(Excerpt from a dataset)
** Start **
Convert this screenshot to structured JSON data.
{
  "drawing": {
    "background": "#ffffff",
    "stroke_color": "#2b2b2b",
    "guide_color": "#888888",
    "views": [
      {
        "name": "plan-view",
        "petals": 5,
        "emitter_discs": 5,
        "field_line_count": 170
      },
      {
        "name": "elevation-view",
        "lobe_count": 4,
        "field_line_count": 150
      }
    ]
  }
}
** End **
▶ **Objective**
Write out the complete set of records exactly as given.

▶ **The completed task**
Convert this screenshot to structured JSON data.
{
  "drawing": {
    "background": "#ffffff",
    "stroke_color": "#2b2b2b",
    "guide_color": "#888888",
    "views": [
      {
        "name": "plan-view",
        "petals": 5,
        "emitter_discs": 5,
        "field_line_count": 170
      },
      {
        "name": "elevation-view",
        "lobe_count": 4,
        "field_line_count": 150
      }
    ]
  }
}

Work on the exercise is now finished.